Information provided =

— BEGIN —

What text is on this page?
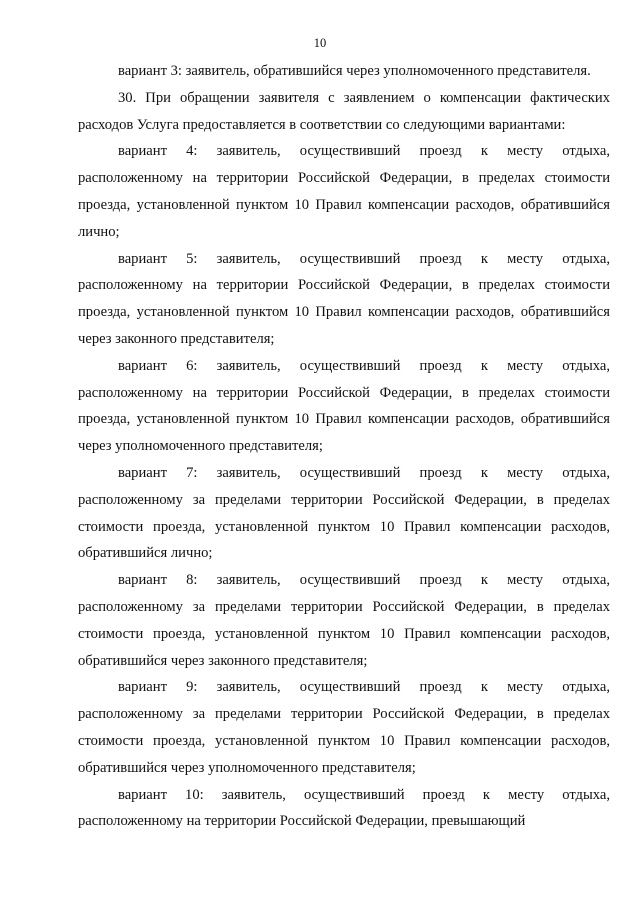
10

вариант 3: заявитель, обратившийся через уполномоченного представителя.

30. При обращении заявителя с заявлением о компенсации фактических расходов Услуга предоставляется в соответствии со следующими вариантами:

вариант 4: заявитель, осуществивший проезд к месту отдыха, расположенному на территории Российской Федерации, в пределах стоимости проезда, установленной пунктом 10 Правил компенсации расходов, обратившийся лично;

вариант 5: заявитель, осуществивший проезд к месту отдыха, расположенному на территории Российской Федерации, в пределах стоимости проезда, установленной пунктом 10 Правил компенсации расходов, обратившийся через законного представителя;

вариант 6: заявитель, осуществивший проезд к месту отдыха, расположенному на территории Российской Федерации, в пределах стоимости проезда, установленной пунктом 10 Правил компенсации расходов, обратившийся через уполномоченного представителя;

вариант 7: заявитель, осуществивший проезд к месту отдыха, расположенному за пределами территории Российской Федерации, в пределах стоимости проезда, установленной пунктом 10 Правил компенсации расходов, обратившийся лично;

вариант 8: заявитель, осуществивший проезд к месту отдыха, расположенному за пределами территории Российской Федерации, в пределах стоимости проезда, установленной пунктом 10 Правил компенсации расходов, обратившийся через законного представителя;

вариант 9: заявитель, осуществивший проезд к месту отдыха, расположенному за пределами территории Российской Федерации, в пределах стоимости проезда, установленной пунктом 10 Правил компенсации расходов, обратившийся через уполномоченного представителя;

вариант 10: заявитель, осуществивший проезд к месту отдыха, расположенному на территории Российской Федерации, превышающий
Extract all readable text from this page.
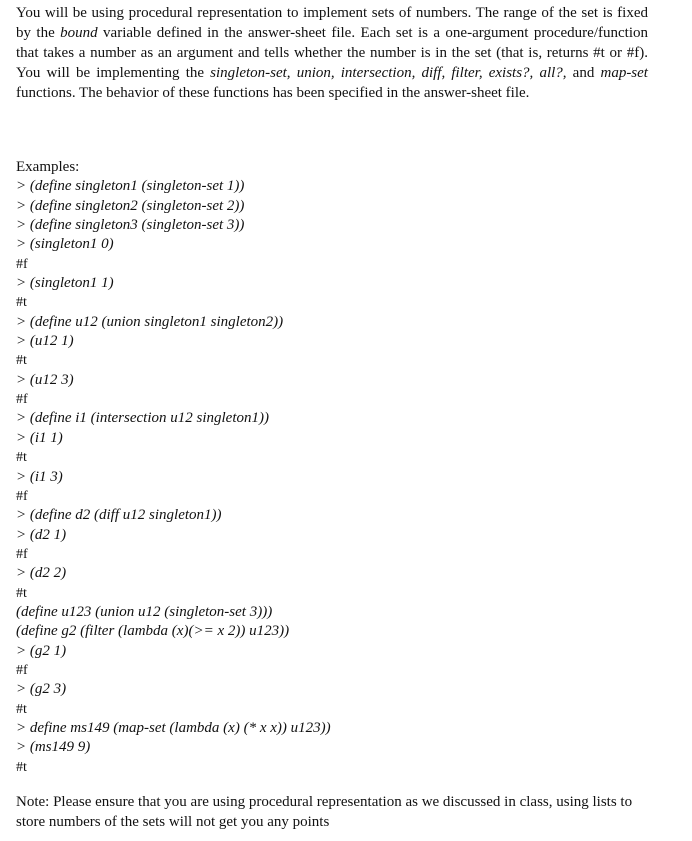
You will be using procedural representation to implement sets of numbers. The range of the set is fixed by the bound variable defined in the answer-sheet file. Each set is a one-argument procedure/function that takes a number as an argument and tells whether the number is in the set (that is, returns #t or #f). You will be implementing the singleton-set, union, intersection, diff, filter, exists?, all?, and map-set functions. The behavior of these functions has been specified in the answer-sheet file.

Examples:
> (define singleton1 (singleton-set 1))
> (define singleton2 (singleton-set 2))
> (define singleton3 (singleton-set 3))
> (singleton1 0)
#f
> (singleton1 1)
#t
> (define u12 (union singleton1 singleton2))
> (u12 1)
#t
> (u12 3)
#f
> (define i1 (intersection u12 singleton1))
> (i1 1)
#t
> (i1 3)
#f
> (define d2 (diff u12 singleton1))
> (d2 1)
#f
> (d2 2)
#t
(define u123 (union u12 (singleton-set 3)))
(define g2 (filter (lambda (x)(>= x 2)) u123))
> (g2 1)
#f
> (g2 3)
#t
> define ms149 (map-set (lambda (x) (* x x)) u123))
> (ms149 9)
#t

Note: Please ensure that you are using procedural representation as we discussed in class, using lists to store numbers of the sets will not get you any points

— END —

Problem statement = Quote every record above exactly, leaving out any pictures.

Written response =
What text is on this page?
10

вариант 3: заявитель, обратившийся через уполномоченного представителя.

30. При обращении заявителя с заявлением о компенсации фактических расходов Услуга предоставляется в соответствии со следующими вариантами:

вариант 4: заявитель, осуществивший проезд к месту отдыха, расположенному на территории Российской Федерации, в пределах стоимости проезда, установленной пунктом 10 Правил компенсации расходов, обратившийся лично;

вариант 5: заявитель, осуществивший проезд к месту отдыха, расположенному на территории Российской Федерации, в пределах стоимости проезда, установленной пунктом 10 Правил компенсации расходов, обратившийся через законного представителя;

вариант 6: заявитель, осуществивший проезд к месту отдыха, расположенному на территории Российской Федерации, в пределах стоимости проезда, установленной пунктом 10 Правил компенсации расходов, обратившийся через уполномоченного представителя;

вариант 7: заявитель, осуществивший проезд к месту отдыха, расположенному за пределами территории Российской Федерации, в пределах стоимости проезда, установленной пунктом 10 Правил компенсации расходов, обратившийся лично;

вариант 8: заявитель, осуществивший проезд к месту отдыха, расположенному за пределами территории Российской Федерации, в пределах стоимости проезда, установленной пунктом 10 Правил компенсации расходов, обратившийся через законного представителя;

вариант 9: заявитель, осуществивший проезд к месту отдыха, расположенному за пределами территории Российской Федерации, в пределах стоимости проезда, установленной пунктом 10 Правил компенсации расходов, обратившийся через уполномоченного представителя;

вариант 10: заявитель, осуществивший проезд к месту отдыха, расположенному на территории Российской Федерации, превышающий
Extract all readable text from this page.
You will be using procedural representation to implement sets of numbers. The range of the set is fixed by the bound variable defined in the answer-sheet file. Each set is a one-argument procedure/function that takes a number as an argument and tells whether the number is in the set (that is, returns #t or #f). You will be implementing the singleton-set, union, intersection, diff, filter, exists?, all?, and map-set functions. The behavior of these functions has been specified in the answer-sheet file.

Examples:
> (define singleton1 (singleton-set 1))
> (define singleton2 (singleton-set 2))
> (define singleton3 (singleton-set 3))
> (singleton1 0)
#f
> (singleton1 1)
#t
> (define u12 (union singleton1 singleton2))
> (u12 1)
#t
> (u12 3)
#f
> (define i1 (intersection u12 singleton1))
> (i1 1)
#t
> (i1 3)
#f
> (define d2 (diff u12 singleton1))
> (d2 1)
#f
> (d2 2)
#t
(define u123 (union u12 (singleton-set 3)))
(define g2 (filter (lambda (x)(>= x 2)) u123))
> (g2 1)
#f
> (g2 3)
#t
> define ms149 (map-set (lambda (x) (* x x)) u123))
> (ms149 9)
#t

Note: Please ensure that you are using procedural representation as we discussed in class, using lists to store numbers of the sets will not get you any points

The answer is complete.